§ **Work to do**: Pick out each line in these entries that contains the string "Самостоятельная".

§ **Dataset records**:
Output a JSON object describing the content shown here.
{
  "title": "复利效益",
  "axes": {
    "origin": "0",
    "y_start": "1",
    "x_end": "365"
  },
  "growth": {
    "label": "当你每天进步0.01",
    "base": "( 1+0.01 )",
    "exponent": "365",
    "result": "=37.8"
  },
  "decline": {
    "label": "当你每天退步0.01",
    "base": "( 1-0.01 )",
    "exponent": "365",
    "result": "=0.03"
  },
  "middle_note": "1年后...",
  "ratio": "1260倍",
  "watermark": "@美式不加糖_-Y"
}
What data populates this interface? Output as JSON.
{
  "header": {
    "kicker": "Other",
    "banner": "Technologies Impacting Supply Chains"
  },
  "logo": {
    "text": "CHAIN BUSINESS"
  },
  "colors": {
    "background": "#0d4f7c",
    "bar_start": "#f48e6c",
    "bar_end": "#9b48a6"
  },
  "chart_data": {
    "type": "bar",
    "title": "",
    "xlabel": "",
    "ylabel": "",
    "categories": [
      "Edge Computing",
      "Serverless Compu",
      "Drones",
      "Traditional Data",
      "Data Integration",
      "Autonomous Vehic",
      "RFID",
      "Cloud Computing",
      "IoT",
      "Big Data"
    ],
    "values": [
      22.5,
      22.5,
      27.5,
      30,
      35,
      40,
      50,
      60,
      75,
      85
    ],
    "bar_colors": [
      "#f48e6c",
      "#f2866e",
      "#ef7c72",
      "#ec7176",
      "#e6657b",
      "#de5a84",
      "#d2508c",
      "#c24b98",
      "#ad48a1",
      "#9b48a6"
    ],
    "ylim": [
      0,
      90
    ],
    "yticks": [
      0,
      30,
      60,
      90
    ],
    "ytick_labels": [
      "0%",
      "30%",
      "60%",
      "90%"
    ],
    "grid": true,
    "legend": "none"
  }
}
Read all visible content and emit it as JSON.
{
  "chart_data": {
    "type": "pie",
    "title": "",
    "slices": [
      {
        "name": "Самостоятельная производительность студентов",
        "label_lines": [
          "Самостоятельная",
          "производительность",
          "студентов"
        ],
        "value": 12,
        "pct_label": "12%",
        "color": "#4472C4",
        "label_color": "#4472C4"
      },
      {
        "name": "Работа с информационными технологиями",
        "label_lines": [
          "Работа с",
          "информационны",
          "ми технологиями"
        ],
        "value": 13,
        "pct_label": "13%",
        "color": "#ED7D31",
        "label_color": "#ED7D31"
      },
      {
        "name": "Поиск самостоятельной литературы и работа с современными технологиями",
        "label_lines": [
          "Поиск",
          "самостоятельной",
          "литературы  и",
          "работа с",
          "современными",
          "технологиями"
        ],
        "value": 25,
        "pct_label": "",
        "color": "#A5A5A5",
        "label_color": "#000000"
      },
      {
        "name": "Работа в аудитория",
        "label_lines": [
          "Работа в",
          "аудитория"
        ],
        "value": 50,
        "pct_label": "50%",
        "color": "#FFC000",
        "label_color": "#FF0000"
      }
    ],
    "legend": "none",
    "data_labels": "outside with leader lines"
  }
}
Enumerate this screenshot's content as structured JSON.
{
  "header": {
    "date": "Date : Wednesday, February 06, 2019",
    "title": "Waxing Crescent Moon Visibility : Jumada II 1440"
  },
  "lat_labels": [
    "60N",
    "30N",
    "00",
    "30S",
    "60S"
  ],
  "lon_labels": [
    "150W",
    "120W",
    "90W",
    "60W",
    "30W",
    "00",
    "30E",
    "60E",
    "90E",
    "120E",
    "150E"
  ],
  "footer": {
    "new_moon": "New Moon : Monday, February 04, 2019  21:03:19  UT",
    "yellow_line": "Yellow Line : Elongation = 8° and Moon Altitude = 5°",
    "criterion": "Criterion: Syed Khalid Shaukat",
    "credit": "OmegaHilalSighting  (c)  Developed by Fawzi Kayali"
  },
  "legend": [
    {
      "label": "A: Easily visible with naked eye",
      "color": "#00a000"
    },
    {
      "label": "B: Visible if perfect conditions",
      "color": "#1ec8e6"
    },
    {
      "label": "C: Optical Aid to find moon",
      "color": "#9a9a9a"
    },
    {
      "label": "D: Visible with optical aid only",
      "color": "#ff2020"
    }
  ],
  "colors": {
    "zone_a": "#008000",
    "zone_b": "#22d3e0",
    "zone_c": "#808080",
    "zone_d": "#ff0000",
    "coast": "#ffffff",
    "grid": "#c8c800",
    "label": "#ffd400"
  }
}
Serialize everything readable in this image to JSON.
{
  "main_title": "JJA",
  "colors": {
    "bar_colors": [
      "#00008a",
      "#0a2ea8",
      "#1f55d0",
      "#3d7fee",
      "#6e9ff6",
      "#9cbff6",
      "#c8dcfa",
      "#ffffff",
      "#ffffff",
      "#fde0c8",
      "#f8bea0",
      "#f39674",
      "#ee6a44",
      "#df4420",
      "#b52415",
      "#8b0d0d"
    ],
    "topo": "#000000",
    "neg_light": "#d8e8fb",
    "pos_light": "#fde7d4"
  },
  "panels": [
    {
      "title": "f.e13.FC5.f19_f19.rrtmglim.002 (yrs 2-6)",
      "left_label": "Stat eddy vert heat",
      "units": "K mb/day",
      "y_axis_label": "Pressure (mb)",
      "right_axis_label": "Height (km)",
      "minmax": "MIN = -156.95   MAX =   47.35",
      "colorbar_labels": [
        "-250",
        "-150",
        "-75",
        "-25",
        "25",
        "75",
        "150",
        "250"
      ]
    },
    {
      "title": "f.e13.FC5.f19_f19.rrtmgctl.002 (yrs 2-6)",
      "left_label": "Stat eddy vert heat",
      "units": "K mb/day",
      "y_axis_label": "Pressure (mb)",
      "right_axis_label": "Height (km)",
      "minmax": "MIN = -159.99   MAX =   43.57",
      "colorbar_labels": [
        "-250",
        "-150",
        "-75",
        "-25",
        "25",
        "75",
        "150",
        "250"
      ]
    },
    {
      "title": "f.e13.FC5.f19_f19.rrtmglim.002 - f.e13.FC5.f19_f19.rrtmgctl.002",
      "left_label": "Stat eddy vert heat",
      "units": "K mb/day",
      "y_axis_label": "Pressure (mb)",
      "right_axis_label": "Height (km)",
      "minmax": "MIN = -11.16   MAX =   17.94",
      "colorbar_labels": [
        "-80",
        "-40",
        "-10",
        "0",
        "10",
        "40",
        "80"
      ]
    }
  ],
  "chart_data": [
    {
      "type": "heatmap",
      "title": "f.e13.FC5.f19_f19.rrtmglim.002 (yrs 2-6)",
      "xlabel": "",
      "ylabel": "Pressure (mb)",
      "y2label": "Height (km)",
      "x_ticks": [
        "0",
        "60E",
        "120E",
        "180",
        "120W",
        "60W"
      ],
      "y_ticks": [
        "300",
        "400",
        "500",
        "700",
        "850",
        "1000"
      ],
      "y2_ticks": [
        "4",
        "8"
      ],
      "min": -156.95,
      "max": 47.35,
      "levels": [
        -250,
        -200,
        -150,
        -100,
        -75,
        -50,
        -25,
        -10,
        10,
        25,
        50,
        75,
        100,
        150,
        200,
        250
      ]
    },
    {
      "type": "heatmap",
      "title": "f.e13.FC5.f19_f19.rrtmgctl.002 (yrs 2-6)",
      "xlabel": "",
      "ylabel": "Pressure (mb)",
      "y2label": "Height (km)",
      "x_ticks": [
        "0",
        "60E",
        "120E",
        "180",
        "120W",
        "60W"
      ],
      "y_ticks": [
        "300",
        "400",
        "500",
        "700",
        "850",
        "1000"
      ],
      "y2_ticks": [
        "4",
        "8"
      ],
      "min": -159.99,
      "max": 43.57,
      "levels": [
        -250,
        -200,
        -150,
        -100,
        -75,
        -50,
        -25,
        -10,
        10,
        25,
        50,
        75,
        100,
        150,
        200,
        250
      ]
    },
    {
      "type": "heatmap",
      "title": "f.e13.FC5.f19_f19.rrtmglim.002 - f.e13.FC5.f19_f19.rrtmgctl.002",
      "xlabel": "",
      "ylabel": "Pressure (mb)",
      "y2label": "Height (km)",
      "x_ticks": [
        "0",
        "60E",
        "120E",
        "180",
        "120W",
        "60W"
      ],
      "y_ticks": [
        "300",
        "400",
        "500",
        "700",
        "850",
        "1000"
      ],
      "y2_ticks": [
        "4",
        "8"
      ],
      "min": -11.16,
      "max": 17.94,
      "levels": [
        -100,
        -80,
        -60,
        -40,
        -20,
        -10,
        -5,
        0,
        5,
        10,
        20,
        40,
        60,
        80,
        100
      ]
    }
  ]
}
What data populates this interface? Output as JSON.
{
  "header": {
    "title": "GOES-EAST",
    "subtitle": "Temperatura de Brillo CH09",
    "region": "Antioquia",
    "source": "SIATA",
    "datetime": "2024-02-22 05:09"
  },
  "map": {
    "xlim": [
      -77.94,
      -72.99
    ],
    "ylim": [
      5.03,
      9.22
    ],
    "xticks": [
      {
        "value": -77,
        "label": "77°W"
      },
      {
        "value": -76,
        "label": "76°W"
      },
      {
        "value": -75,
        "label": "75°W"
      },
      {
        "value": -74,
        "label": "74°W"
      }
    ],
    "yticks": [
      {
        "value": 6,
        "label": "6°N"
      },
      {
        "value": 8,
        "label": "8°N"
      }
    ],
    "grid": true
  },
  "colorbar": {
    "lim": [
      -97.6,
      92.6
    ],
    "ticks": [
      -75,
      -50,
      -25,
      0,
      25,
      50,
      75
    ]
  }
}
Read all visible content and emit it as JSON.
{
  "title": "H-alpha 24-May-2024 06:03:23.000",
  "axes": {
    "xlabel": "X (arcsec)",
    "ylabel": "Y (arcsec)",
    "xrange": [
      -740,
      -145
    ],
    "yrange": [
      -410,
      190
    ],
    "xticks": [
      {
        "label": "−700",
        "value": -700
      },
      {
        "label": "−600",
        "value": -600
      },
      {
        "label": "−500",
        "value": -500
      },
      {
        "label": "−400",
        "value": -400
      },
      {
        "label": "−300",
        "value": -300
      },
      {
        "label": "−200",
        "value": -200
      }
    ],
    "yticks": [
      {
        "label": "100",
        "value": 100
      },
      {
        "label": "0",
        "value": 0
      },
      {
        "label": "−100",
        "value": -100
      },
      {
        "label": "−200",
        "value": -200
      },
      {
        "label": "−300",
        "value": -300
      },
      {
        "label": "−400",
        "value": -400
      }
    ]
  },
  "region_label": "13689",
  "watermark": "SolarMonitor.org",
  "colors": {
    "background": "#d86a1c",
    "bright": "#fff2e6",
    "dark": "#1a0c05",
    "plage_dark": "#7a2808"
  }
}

§ **Complete answer**:
        "name": "Самостоятельная производительность студентов",
          "Самостоятельная",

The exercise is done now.